§ What is needed:
From the listing below, extract every line in which the word "Rotation" appears.

• • •

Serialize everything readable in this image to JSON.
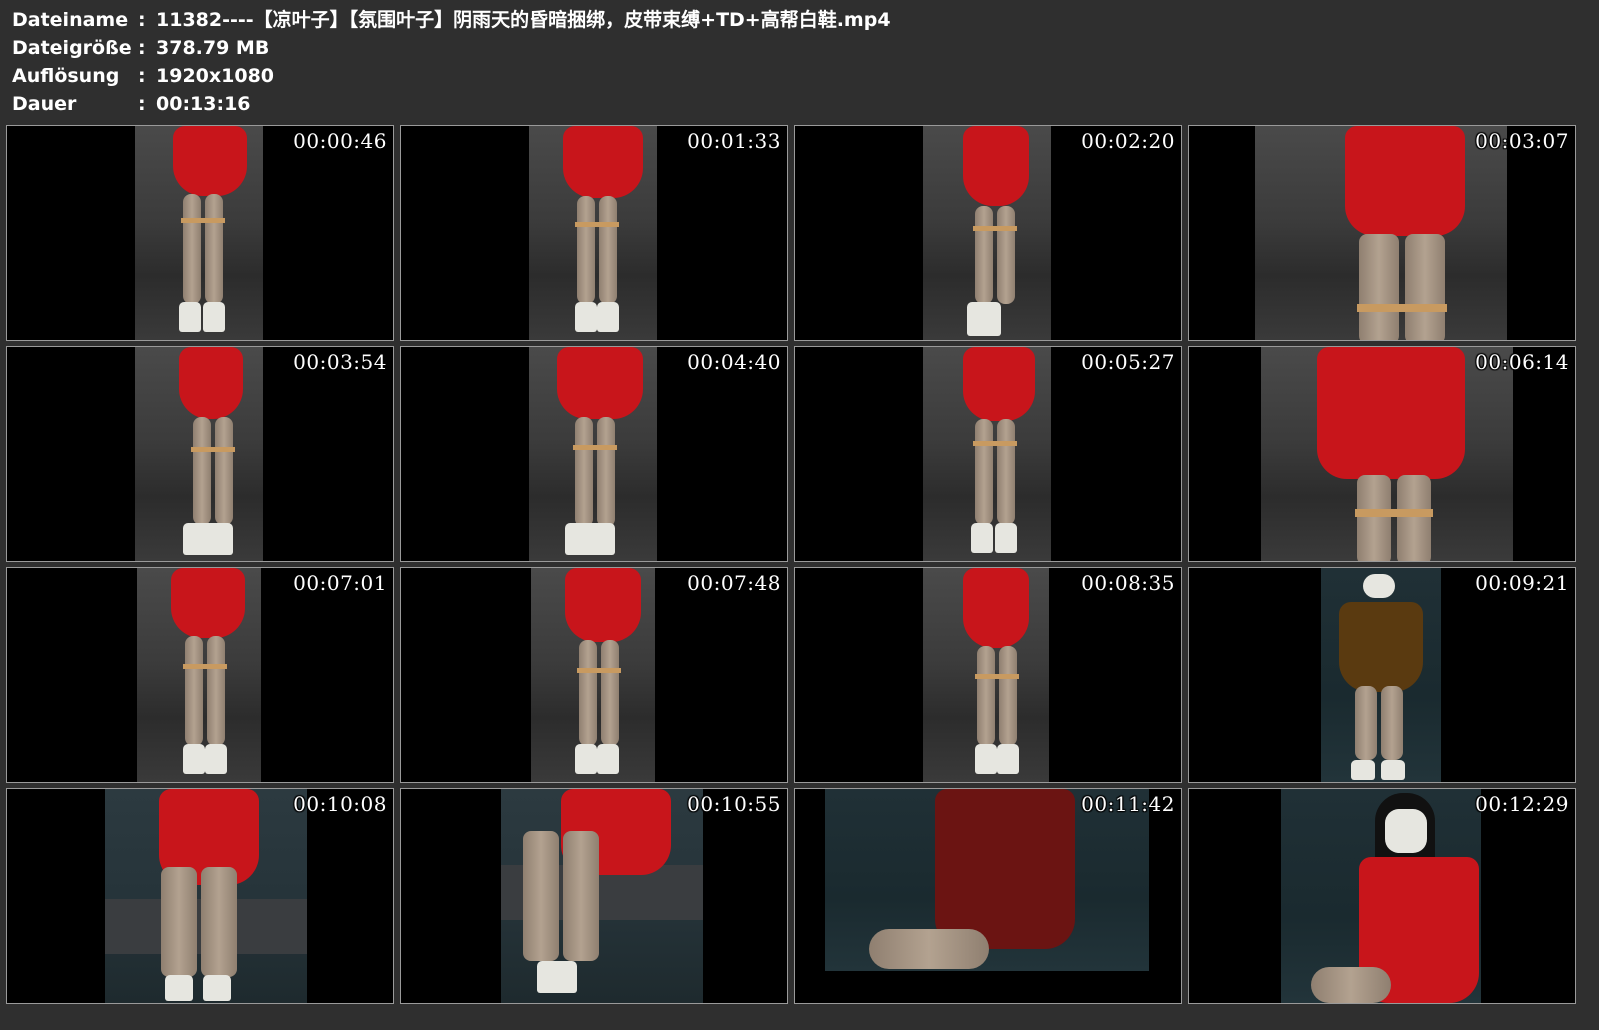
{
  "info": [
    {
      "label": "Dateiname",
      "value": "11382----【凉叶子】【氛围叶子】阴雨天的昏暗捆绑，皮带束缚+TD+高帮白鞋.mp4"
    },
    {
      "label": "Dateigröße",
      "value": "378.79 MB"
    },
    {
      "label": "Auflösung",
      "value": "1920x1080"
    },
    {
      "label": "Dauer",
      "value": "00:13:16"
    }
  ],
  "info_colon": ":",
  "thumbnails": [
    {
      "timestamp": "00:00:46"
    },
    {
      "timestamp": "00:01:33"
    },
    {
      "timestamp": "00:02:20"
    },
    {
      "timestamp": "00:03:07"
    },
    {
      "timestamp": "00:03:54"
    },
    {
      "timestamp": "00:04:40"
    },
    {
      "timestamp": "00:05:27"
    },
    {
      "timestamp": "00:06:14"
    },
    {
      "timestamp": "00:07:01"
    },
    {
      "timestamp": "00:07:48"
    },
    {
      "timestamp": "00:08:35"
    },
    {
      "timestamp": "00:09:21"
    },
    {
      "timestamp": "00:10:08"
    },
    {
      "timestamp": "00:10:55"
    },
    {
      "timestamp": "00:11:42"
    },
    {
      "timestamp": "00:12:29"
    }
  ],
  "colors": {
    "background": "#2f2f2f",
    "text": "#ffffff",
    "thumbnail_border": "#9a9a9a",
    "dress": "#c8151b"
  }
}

• • •

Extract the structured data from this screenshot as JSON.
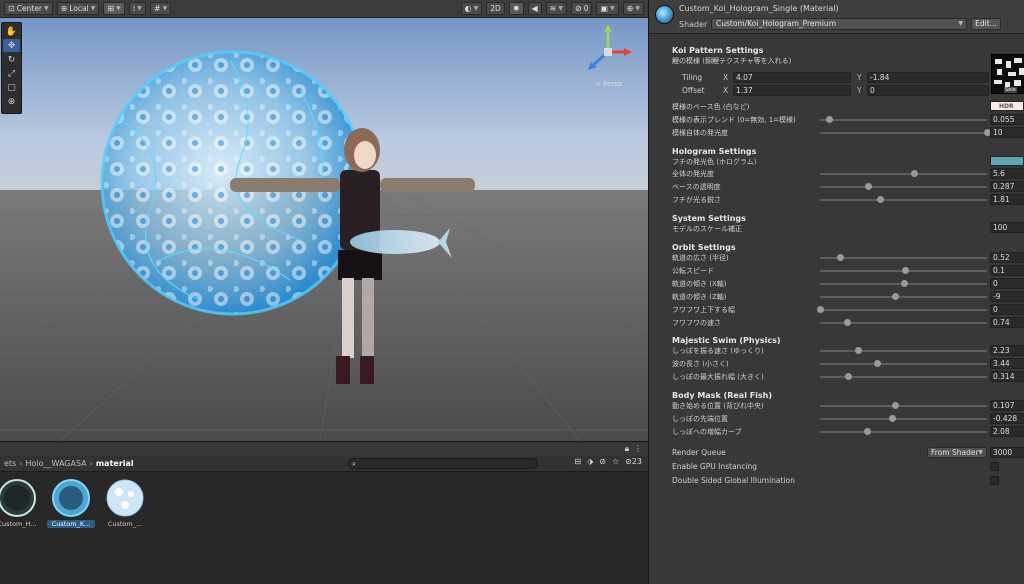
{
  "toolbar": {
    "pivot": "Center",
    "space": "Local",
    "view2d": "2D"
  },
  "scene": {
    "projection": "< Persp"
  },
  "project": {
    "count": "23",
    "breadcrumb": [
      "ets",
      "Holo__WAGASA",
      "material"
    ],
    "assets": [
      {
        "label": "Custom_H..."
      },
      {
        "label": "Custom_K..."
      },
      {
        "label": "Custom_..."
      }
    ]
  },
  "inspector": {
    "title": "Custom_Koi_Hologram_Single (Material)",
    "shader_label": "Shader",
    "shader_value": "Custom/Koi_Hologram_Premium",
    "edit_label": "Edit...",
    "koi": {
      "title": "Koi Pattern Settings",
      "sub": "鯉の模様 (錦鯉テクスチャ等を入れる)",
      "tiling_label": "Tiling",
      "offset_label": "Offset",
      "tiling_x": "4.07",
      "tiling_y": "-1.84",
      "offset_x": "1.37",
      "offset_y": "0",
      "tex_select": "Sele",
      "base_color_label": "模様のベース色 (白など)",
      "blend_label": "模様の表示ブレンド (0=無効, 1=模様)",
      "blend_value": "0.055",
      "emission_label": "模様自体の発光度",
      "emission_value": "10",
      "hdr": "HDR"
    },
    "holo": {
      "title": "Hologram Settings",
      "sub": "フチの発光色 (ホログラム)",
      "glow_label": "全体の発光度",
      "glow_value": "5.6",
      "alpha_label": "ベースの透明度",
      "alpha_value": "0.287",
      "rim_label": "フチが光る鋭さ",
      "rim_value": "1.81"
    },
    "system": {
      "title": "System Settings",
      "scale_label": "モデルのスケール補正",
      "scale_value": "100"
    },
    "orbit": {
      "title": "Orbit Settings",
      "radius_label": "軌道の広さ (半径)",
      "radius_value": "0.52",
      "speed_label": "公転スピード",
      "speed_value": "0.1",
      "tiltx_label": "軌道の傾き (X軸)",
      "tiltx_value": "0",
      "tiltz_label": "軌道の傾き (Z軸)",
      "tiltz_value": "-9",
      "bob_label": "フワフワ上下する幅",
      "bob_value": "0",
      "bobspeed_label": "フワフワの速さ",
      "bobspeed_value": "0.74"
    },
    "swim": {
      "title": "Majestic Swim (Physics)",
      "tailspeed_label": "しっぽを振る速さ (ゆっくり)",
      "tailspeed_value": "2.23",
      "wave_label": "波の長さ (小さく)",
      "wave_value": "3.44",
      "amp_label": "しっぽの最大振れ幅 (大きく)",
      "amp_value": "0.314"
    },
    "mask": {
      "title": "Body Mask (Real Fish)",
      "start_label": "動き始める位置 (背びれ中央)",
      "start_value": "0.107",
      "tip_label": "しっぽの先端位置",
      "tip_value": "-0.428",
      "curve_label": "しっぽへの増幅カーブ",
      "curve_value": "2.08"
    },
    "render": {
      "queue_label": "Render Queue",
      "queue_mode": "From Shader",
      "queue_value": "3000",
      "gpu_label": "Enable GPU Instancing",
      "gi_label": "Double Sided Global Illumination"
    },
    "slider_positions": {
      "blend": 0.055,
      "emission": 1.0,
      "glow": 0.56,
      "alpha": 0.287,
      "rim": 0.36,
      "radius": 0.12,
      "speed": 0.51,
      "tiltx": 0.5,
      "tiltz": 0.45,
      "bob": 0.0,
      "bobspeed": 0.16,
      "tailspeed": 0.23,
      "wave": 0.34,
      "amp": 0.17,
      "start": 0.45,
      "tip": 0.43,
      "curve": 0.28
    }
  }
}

• • •

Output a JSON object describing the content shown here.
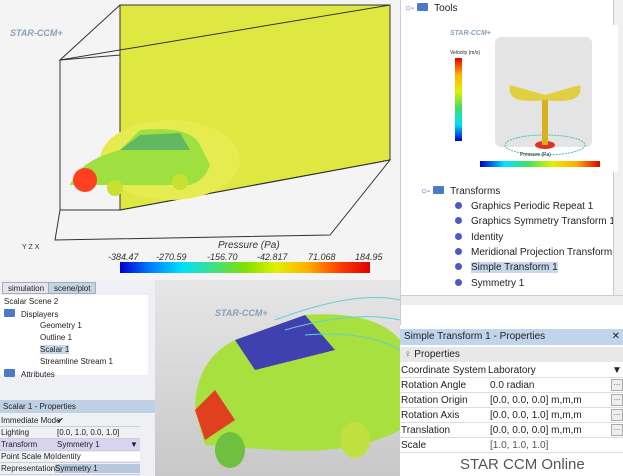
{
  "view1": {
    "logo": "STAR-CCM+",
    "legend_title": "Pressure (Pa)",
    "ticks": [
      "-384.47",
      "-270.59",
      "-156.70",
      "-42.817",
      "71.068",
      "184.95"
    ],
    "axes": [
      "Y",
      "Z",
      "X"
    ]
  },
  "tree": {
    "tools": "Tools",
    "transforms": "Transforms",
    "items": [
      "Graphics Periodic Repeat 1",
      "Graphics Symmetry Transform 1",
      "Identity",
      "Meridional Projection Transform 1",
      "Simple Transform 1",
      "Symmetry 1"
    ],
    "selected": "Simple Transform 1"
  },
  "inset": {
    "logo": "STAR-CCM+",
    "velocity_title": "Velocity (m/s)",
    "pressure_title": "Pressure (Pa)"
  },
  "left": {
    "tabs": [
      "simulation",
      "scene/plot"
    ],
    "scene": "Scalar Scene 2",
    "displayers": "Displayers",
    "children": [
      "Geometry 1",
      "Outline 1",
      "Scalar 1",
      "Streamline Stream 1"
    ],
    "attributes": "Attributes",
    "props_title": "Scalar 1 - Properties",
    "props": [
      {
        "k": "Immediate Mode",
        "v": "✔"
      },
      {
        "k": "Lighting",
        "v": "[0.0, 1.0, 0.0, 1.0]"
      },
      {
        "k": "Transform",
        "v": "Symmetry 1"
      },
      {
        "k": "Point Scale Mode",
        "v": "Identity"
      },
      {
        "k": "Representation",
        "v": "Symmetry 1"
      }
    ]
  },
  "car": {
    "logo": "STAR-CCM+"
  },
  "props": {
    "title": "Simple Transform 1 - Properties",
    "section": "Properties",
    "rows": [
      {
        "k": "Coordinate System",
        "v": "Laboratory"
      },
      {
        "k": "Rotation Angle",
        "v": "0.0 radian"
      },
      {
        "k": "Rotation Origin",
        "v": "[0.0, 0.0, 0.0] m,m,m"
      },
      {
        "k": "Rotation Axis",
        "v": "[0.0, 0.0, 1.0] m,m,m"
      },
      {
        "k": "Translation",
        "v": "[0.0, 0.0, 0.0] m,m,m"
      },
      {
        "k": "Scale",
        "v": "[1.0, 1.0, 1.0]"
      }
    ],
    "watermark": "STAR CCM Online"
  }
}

• • •

§ Solution to this task:
        "k": "Rotation Angle",
        "k": "Rotation Origin",
        "k": "Rotation Axis",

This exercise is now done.